* Listed entries:
• • • • • • •
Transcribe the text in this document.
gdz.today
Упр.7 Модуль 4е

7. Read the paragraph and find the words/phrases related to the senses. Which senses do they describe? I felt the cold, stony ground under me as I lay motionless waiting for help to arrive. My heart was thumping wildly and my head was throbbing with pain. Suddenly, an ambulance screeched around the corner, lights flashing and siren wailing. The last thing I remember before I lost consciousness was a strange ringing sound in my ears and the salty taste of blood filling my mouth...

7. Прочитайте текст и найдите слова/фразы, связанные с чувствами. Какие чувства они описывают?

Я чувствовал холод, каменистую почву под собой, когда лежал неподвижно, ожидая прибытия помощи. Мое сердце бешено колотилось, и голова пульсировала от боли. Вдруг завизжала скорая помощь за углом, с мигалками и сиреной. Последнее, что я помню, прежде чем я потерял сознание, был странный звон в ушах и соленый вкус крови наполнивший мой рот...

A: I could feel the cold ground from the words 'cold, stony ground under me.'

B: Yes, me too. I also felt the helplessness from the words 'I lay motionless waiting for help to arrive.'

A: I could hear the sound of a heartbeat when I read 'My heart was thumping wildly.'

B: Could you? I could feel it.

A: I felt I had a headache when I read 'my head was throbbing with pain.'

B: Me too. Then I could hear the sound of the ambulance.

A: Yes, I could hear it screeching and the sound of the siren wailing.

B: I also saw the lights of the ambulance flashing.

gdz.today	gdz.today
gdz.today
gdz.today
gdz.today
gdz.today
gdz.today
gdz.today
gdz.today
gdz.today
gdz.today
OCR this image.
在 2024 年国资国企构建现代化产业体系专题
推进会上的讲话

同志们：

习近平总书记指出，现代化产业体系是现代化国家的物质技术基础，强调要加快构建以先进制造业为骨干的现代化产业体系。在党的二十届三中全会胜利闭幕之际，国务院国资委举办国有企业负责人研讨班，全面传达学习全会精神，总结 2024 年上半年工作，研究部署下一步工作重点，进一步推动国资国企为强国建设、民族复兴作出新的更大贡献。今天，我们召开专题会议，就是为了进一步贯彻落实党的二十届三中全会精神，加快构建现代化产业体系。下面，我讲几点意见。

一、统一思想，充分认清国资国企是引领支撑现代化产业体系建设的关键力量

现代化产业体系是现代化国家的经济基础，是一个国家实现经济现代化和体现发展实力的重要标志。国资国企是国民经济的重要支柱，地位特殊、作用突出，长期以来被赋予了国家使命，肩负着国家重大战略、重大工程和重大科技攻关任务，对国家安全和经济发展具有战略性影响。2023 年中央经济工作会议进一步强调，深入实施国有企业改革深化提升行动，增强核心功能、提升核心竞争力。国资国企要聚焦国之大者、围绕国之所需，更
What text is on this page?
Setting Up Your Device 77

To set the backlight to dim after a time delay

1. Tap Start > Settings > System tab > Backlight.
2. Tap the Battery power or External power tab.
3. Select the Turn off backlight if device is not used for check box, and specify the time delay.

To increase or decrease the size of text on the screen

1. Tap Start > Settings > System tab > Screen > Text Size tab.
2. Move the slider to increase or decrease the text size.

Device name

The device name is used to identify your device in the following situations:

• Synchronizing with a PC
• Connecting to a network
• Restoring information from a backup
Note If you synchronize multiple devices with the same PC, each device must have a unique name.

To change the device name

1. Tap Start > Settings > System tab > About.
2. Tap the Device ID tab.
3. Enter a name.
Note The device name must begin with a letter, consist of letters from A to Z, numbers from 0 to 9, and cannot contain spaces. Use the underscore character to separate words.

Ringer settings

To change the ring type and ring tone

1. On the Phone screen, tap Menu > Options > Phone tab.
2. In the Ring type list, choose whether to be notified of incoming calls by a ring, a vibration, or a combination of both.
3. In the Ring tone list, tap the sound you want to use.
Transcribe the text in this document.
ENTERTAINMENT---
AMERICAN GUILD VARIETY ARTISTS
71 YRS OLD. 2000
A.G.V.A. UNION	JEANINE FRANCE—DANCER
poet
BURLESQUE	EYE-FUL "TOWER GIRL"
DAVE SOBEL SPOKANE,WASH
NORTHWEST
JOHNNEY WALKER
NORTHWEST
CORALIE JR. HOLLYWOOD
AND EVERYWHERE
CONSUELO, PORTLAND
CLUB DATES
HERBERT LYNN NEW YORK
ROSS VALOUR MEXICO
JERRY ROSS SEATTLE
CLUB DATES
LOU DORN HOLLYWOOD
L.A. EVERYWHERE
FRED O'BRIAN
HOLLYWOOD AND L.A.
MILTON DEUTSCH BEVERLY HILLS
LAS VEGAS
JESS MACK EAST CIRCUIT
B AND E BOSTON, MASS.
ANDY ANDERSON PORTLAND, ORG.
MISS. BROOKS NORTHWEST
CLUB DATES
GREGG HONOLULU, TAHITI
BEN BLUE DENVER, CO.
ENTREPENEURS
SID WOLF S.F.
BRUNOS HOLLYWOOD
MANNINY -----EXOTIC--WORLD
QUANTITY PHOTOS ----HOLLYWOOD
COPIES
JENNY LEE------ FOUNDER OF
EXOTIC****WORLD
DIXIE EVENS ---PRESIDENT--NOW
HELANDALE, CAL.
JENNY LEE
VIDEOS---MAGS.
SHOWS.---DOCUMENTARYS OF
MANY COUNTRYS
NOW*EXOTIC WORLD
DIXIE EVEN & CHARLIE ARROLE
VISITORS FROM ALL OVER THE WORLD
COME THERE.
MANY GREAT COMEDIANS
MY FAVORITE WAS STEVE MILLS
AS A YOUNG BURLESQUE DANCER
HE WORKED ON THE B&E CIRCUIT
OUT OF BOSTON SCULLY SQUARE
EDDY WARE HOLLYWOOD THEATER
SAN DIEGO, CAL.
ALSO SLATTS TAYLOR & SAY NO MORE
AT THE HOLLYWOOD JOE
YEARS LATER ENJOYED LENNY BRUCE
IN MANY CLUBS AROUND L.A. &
• • • • • • •
* Do this: Exactly as written, please output every entry.

* Reply:
Transcribe the text in this document.
gdz.today
Упр.7 Модуль 4е

7. Read the paragraph and find the words/phrases related to the senses. Which senses do they describe? I felt the cold, stony ground under me as I lay motionless waiting for help to arrive. My heart was thumping wildly and my head was throbbing with pain. Suddenly, an ambulance screeched around the corner, lights flashing and siren wailing. The last thing I remember before I lost consciousness was a strange ringing sound in my ears and the salty taste of blood filling my mouth...

7. Прочитайте текст и найдите слова/фразы, связанные с чувствами. Какие чувства они описывают?

Я чувствовал холод, каменистую почву под собой, когда лежал неподвижно, ожидая прибытия помощи. Мое сердце бешено колотилось, и голова пульсировала от боли. Вдруг завизжала скорая помощь за углом, с мигалками и сиреной. Последнее, что я помню, прежде чем я потерял сознание, был странный звон в ушах и соленый вкус крови наполнивший мой рот...

A: I could feel the cold ground from the words 'cold, stony ground under me.'

B: Yes, me too. I also felt the helplessness from the words 'I lay motionless waiting for help to arrive.'

A: I could hear the sound of a heartbeat when I read 'My heart was thumping wildly.'

B: Could you? I could feel it.

A: I felt I had a headache when I read 'my head was throbbing with pain.'

B: Me too. Then I could hear the sound of the ambulance.

A: Yes, I could hear it screeching and the sound of the siren wailing.

B: I also saw the lights of the ambulance flashing.

gdz.today	gdz.today
gdz.today
gdz.today
gdz.today
gdz.today
gdz.today
gdz.today
gdz.today
gdz.today
gdz.today
OCR this image.
在 2024 年国资国企构建现代化产业体系专题
推进会上的讲话

同志们：

习近平总书记指出，现代化产业体系是现代化国家的物质技术基础，强调要加快构建以先进制造业为骨干的现代化产业体系。在党的二十届三中全会胜利闭幕之际，国务院国资委举办国有企业负责人研讨班，全面传达学习全会精神，总结 2024 年上半年工作，研究部署下一步工作重点，进一步推动国资国企为强国建设、民族复兴作出新的更大贡献。今天，我们召开专题会议，就是为了进一步贯彻落实党的二十届三中全会精神，加快构建现代化产业体系。下面，我讲几点意见。

一、统一思想，充分认清国资国企是引领支撑现代化产业体系建设的关键力量

现代化产业体系是现代化国家的经济基础，是一个国家实现经济现代化和体现发展实力的重要标志。国资国企是国民经济的重要支柱，地位特殊、作用突出，长期以来被赋予了国家使命，肩负着国家重大战略、重大工程和重大科技攻关任务，对国家安全和经济发展具有战略性影响。2023 年中央经济工作会议进一步强调，深入实施国有企业改革深化提升行动，增强核心功能、提升核心竞争力。国资国企要聚焦国之大者、围绕国之所需，更
What text is on this page?
Setting Up Your Device 77

To set the backlight to dim after a time delay

1. Tap Start > Settings > System tab > Backlight.
2. Tap the Battery power or External power tab.
3. Select the Turn off backlight if device is not used for check box, and specify the time delay.

To increase or decrease the size of text on the screen

1. Tap Start > Settings > System tab > Screen > Text Size tab.
2. Move the slider to increase or decrease the text size.

Device name

The device name is used to identify your device in the following situations:

• Synchronizing with a PC
• Connecting to a network
• Restoring information from a backup
Note If you synchronize multiple devices with the same PC, each device must have a unique name.

To change the device name

1. Tap Start > Settings > System tab > About.
2. Tap the Device ID tab.
3. Enter a name.
Note The device name must begin with a letter, consist of letters from A to Z, numbers from 0 to 9, and cannot contain spaces. Use the underscore character to separate words.

Ringer settings

To change the ring type and ring tone

1. On the Phone screen, tap Menu > Options > Phone tab.
2. In the Ring type list, choose whether to be notified of incoming calls by a ring, a vibration, or a combination of both.
3. In the Ring tone list, tap the sound you want to use.
Transcribe the text in this document.
ENTERTAINMENT---
AMERICAN GUILD VARIETY ARTISTS
71 YRS OLD. 2000
A.G.V.A. UNION	JEANINE FRANCE—DANCER
poet
BURLESQUE	EYE-FUL "TOWER GIRL"
DAVE SOBEL SPOKANE,WASH
NORTHWEST
JOHNNEY WALKER
NORTHWEST
CORALIE JR. HOLLYWOOD
AND EVERYWHERE
CONSUELO, PORTLAND
CLUB DATES
HERBERT LYNN NEW YORK
ROSS VALOUR MEXICO
JERRY ROSS SEATTLE
CLUB DATES
LOU DORN HOLLYWOOD
L.A. EVERYWHERE
FRED O'BRIAN
HOLLYWOOD AND L.A.
MILTON DEUTSCH BEVERLY HILLS
LAS VEGAS
JESS MACK EAST CIRCUIT
B AND E BOSTON, MASS.
ANDY ANDERSON PORTLAND, ORG.
MISS. BROOKS NORTHWEST
CLUB DATES
GREGG HONOLULU, TAHITI
BEN BLUE DENVER, CO.
ENTREPENEURS
SID WOLF S.F.
BRUNOS HOLLYWOOD
MANNINY -----EXOTIC--WORLD
QUANTITY PHOTOS ----HOLLYWOOD
COPIES
JENNY LEE------ FOUNDER OF
EXOTIC****WORLD
DIXIE EVENS ---PRESIDENT--NOW
HELANDALE, CAL.
JENNY LEE
VIDEOS---MAGS.
SHOWS.---DOCUMENTARYS OF
MANY COUNTRYS
NOW*EXOTIC WORLD
DIXIE EVEN & CHARLIE ARROLE
VISITORS FROM ALL OVER THE WORLD
COME THERE.
MANY GREAT COMEDIANS
MY FAVORITE WAS STEVE MILLS
AS A YOUNG BURLESQUE DANCER
HE WORKED ON THE B&E CIRCUIT
OUT OF BOSTON SCULLY SQUARE
EDDY WARE HOLLYWOOD THEATER
SAN DIEGO, CAL.
ALSO SLATTS TAYLOR & SAY NO MORE
AT THE HOLLYWOOD JOE
YEARS LATER ENJOYED LENNY BRUCE
IN MANY CLUBS AROUND L.A. &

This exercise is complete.